> [Figure data in JSON]
----
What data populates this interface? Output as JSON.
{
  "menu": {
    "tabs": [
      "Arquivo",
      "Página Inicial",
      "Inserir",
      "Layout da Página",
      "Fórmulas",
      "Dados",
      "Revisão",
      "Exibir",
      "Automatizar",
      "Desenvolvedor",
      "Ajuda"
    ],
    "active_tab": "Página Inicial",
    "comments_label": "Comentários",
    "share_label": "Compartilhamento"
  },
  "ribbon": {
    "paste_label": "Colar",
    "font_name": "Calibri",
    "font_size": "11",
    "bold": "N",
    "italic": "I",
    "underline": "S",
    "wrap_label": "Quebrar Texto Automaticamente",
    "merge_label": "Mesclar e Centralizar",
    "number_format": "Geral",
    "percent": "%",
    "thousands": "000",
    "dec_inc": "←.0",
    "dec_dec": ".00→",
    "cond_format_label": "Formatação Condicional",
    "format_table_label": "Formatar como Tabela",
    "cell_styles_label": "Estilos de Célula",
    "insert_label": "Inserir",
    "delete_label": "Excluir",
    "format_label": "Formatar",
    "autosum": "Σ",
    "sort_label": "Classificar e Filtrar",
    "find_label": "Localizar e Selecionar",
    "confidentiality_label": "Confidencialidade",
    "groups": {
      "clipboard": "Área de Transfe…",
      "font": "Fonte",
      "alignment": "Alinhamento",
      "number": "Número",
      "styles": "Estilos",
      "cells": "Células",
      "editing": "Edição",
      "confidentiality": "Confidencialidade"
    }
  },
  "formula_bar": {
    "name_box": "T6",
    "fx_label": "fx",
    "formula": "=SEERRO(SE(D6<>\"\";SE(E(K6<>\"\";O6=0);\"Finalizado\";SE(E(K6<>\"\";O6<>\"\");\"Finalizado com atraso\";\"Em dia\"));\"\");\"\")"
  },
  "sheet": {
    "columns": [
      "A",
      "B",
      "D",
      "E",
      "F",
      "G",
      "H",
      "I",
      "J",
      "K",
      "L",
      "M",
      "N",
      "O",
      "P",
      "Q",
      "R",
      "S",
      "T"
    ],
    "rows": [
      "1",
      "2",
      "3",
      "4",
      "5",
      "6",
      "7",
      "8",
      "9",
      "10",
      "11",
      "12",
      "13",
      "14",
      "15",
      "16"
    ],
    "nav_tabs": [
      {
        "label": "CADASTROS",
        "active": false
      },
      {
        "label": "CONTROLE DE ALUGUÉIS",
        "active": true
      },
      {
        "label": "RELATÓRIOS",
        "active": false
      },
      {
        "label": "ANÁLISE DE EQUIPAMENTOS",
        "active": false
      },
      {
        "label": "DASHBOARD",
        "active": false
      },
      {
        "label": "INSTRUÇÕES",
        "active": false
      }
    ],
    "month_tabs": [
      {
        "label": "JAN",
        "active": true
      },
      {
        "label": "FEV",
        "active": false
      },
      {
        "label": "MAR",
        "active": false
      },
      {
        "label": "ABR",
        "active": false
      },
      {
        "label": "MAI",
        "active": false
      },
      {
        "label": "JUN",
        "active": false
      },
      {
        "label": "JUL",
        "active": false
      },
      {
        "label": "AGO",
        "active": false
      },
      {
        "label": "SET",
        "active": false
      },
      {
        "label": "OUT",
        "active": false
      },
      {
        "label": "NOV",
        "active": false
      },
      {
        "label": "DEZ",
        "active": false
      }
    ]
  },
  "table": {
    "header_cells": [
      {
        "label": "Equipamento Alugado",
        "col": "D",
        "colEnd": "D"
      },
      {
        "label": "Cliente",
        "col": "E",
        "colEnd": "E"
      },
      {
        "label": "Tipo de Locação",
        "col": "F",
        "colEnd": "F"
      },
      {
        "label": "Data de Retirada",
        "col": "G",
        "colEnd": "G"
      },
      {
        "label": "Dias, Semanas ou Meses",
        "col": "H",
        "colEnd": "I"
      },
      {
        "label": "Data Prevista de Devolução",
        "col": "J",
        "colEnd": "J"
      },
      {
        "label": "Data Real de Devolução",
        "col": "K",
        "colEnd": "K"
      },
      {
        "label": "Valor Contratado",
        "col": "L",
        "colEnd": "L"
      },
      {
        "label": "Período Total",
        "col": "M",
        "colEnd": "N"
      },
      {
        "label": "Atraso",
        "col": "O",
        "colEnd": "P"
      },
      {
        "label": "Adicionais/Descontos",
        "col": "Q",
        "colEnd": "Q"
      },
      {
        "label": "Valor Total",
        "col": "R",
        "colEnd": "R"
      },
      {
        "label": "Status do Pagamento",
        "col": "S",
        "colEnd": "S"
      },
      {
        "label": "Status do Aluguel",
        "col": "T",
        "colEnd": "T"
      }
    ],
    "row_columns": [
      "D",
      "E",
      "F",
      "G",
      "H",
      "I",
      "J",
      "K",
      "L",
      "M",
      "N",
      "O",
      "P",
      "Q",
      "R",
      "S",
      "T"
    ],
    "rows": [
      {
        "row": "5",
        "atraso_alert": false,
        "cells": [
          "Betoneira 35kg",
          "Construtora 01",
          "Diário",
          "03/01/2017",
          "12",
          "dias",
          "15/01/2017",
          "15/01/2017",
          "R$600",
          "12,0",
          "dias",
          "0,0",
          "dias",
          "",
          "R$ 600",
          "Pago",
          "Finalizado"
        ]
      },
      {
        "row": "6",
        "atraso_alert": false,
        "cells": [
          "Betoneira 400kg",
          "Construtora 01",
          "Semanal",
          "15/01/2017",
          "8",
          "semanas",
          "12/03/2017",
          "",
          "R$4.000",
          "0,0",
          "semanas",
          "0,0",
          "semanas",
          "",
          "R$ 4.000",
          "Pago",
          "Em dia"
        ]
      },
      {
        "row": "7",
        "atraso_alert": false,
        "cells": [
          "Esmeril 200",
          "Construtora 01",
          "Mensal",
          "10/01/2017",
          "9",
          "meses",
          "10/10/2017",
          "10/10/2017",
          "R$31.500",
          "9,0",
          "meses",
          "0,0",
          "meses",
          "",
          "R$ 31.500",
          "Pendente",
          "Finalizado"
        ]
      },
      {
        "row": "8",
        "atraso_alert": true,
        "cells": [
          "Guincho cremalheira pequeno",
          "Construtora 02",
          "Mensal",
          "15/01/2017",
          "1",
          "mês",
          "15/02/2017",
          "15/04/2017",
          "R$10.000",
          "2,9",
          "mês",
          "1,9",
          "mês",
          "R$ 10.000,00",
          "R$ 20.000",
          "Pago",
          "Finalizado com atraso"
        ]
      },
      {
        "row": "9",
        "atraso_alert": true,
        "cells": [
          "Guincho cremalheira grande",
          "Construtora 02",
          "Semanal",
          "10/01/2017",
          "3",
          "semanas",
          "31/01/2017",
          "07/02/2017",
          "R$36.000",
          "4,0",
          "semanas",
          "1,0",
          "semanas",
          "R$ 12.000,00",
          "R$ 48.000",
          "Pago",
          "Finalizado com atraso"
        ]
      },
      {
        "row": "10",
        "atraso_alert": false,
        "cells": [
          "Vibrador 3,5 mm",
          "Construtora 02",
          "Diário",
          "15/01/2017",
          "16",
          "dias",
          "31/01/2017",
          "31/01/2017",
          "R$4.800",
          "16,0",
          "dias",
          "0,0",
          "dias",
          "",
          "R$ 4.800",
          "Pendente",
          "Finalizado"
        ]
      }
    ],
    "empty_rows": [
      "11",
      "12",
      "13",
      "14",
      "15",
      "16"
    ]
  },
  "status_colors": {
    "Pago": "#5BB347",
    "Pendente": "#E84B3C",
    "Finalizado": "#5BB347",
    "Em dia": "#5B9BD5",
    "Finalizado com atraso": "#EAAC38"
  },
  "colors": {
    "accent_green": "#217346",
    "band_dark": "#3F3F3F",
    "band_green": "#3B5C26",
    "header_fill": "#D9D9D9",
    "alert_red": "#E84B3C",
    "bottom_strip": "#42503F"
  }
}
----
> [PROBLEM]
Collect each line of the entries that has the word "Inicial", copying it in full.

> [SOLUTION TO THIS TASK]
      "Página Inicial",
    "active_tab": "Página Inicial",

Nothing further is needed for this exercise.